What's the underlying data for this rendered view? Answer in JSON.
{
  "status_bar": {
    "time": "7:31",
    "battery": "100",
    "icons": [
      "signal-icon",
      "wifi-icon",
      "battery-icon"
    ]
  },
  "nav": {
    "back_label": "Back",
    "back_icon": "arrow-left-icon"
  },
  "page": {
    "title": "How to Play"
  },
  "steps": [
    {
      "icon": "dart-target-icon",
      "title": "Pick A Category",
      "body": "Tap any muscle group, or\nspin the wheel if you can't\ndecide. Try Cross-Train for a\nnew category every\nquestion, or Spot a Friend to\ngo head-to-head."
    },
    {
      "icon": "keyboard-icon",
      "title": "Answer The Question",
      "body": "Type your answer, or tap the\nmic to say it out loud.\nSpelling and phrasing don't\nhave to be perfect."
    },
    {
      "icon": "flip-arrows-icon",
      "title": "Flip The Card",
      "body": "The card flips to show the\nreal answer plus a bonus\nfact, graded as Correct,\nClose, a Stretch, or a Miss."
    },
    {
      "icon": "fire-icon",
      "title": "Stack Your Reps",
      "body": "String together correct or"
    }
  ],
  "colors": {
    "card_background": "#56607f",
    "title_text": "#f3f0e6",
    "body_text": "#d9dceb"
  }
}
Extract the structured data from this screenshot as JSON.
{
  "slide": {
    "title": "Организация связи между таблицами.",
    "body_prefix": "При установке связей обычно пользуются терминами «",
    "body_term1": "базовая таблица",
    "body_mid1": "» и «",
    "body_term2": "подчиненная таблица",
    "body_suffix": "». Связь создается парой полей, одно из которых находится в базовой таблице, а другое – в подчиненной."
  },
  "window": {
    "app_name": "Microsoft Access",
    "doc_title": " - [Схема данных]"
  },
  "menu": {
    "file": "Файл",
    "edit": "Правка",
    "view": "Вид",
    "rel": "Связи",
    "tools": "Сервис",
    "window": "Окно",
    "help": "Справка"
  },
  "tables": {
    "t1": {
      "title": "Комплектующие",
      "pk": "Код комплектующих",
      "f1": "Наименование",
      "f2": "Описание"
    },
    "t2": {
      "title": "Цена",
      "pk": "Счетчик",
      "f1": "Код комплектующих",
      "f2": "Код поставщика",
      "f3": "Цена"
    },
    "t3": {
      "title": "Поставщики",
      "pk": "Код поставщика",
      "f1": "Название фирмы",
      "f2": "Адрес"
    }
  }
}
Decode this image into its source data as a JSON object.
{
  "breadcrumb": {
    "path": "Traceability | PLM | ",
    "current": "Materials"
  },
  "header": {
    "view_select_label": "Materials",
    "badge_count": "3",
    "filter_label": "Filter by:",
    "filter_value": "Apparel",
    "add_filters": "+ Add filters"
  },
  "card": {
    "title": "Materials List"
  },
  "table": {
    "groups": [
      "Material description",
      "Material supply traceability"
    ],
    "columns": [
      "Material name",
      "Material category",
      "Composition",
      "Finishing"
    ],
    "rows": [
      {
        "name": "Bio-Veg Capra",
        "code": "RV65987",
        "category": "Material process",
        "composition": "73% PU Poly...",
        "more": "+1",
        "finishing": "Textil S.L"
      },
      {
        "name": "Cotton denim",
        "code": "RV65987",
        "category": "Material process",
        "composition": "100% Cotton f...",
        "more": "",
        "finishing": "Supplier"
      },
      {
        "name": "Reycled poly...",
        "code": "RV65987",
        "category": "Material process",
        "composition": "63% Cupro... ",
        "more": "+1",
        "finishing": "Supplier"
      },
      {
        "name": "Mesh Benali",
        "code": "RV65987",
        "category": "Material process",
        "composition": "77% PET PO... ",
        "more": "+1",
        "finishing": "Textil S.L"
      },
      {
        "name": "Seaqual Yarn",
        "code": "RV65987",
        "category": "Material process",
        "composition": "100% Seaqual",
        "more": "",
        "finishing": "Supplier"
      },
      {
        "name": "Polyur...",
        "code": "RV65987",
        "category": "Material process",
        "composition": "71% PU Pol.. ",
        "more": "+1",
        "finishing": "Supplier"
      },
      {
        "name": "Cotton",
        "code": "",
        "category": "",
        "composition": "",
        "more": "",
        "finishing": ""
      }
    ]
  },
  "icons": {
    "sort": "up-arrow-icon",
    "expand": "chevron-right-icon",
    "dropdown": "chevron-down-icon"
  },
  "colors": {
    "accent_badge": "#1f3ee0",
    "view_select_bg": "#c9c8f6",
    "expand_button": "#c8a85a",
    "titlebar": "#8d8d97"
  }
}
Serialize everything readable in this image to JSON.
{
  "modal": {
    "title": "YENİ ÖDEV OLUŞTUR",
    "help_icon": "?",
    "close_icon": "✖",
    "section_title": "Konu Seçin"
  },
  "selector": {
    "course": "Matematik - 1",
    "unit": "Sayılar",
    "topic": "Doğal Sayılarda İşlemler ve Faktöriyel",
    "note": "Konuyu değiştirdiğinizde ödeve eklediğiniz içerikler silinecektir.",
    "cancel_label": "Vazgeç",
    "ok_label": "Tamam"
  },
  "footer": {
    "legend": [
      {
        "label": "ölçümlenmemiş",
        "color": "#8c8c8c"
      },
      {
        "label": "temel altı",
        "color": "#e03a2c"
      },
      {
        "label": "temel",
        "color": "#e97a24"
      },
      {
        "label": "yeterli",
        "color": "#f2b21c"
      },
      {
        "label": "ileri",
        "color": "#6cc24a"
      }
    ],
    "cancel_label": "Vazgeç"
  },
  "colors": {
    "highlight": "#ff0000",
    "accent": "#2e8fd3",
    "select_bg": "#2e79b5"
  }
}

▶ Goal
Extract all the entries word for word.

▶ Expected answer
What's the underlying data for this rendered view? Answer in JSON.
{
  "status_bar": {
    "time": "7:31",
    "battery": "100",
    "icons": [
      "signal-icon",
      "wifi-icon",
      "battery-icon"
    ]
  },
  "nav": {
    "back_label": "Back",
    "back_icon": "arrow-left-icon"
  },
  "page": {
    "title": "How to Play"
  },
  "steps": [
    {
      "icon": "dart-target-icon",
      "title": "Pick A Category",
      "body": "Tap any muscle group, or\nspin the wheel if you can't\ndecide. Try Cross-Train for a\nnew category every\nquestion, or Spot a Friend to\ngo head-to-head."
    },
    {
      "icon": "keyboard-icon",
      "title": "Answer The Question",
      "body": "Type your answer, or tap the\nmic to say it out loud.\nSpelling and phrasing don't\nhave to be perfect."
    },
    {
      "icon": "flip-arrows-icon",
      "title": "Flip The Card",
      "body": "The card flips to show the\nreal answer plus a bonus\nfact, graded as Correct,\nClose, a Stretch, or a Miss."
    },
    {
      "icon": "fire-icon",
      "title": "Stack Your Reps",
      "body": "String together correct or"
    }
  ],
  "colors": {
    "card_background": "#56607f",
    "title_text": "#f3f0e6",
    "body_text": "#d9dceb"
  }
}
Extract the structured data from this screenshot as JSON.
{
  "slide": {
    "title": "Организация связи между таблицами.",
    "body_prefix": "При установке связей обычно пользуются терминами «",
    "body_term1": "базовая таблица",
    "body_mid1": "» и «",
    "body_term2": "подчиненная таблица",
    "body_suffix": "». Связь создается парой полей, одно из которых находится в базовой таблице, а другое – в подчиненной."
  },
  "window": {
    "app_name": "Microsoft Access",
    "doc_title": " - [Схема данных]"
  },
  "menu": {
    "file": "Файл",
    "edit": "Правка",
    "view": "Вид",
    "rel": "Связи",
    "tools": "Сервис",
    "window": "Окно",
    "help": "Справка"
  },
  "tables": {
    "t1": {
      "title": "Комплектующие",
      "pk": "Код комплектующих",
      "f1": "Наименование",
      "f2": "Описание"
    },
    "t2": {
      "title": "Цена",
      "pk": "Счетчик",
      "f1": "Код комплектующих",
      "f2": "Код поставщика",
      "f3": "Цена"
    },
    "t3": {
      "title": "Поставщики",
      "pk": "Код поставщика",
      "f1": "Название фирмы",
      "f2": "Адрес"
    }
  }
}
Decode this image into its source data as a JSON object.
{
  "breadcrumb": {
    "path": "Traceability | PLM | ",
    "current": "Materials"
  },
  "header": {
    "view_select_label": "Materials",
    "badge_count": "3",
    "filter_label": "Filter by:",
    "filter_value": "Apparel",
    "add_filters": "+ Add filters"
  },
  "card": {
    "title": "Materials List"
  },
  "table": {
    "groups": [
      "Material description",
      "Material supply traceability"
    ],
    "columns": [
      "Material name",
      "Material category",
      "Composition",
      "Finishing"
    ],
    "rows": [
      {
        "name": "Bio-Veg Capra",
        "code": "RV65987",
        "category": "Material process",
        "composition": "73% PU Poly...",
        "more": "+1",
        "finishing": "Textil S.L"
      },
      {
        "name": "Cotton denim",
        "code": "RV65987",
        "category": "Material process",
        "composition": "100% Cotton f...",
        "more": "",
        "finishing": "Supplier"
      },
      {
        "name": "Reycled poly...",
        "code": "RV65987",
        "category": "Material process",
        "composition": "63% Cupro... ",
        "more": "+1",
        "finishing": "Supplier"
      },
      {
        "name": "Mesh Benali",
        "code": "RV65987",
        "category": "Material process",
        "composition": "77% PET PO... ",
        "more": "+1",
        "finishing": "Textil S.L"
      },
      {
        "name": "Seaqual Yarn",
        "code": "RV65987",
        "category": "Material process",
        "composition": "100% Seaqual",
        "more": "",
        "finishing": "Supplier"
      },
      {
        "name": "Polyur...",
        "code": "RV65987",
        "category": "Material process",
        "composition": "71% PU Pol.. ",
        "more": "+1",
        "finishing": "Supplier"
      },
      {
        "name": "Cotton",
        "code": "",
        "category": "",
        "composition": "",
        "more": "",
        "finishing": ""
      }
    ]
  },
  "icons": {
    "sort": "up-arrow-icon",
    "expand": "chevron-right-icon",
    "dropdown": "chevron-down-icon"
  },
  "colors": {
    "accent_badge": "#1f3ee0",
    "view_select_bg": "#c9c8f6",
    "expand_button": "#c8a85a",
    "titlebar": "#8d8d97"
  }
}
Serialize everything readable in this image to JSON.
{
  "modal": {
    "title": "YENİ ÖDEV OLUŞTUR",
    "help_icon": "?",
    "close_icon": "✖",
    "section_title": "Konu Seçin"
  },
  "selector": {
    "course": "Matematik - 1",
    "unit": "Sayılar",
    "topic": "Doğal Sayılarda İşlemler ve Faktöriyel",
    "note": "Konuyu değiştirdiğinizde ödeve eklediğiniz içerikler silinecektir.",
    "cancel_label": "Vazgeç",
    "ok_label": "Tamam"
  },
  "footer": {
    "legend": [
      {
        "label": "ölçümlenmemiş",
        "color": "#8c8c8c"
      },
      {
        "label": "temel altı",
        "color": "#e03a2c"
      },
      {
        "label": "temel",
        "color": "#e97a24"
      },
      {
        "label": "yeterli",
        "color": "#f2b21c"
      },
      {
        "label": "ileri",
        "color": "#6cc24a"
      }
    ],
    "cancel_label": "Vazgeç"
  },
  "colors": {
    "highlight": "#ff0000",
    "accent": "#2e8fd3",
    "select_bg": "#2e79b5"
  }
}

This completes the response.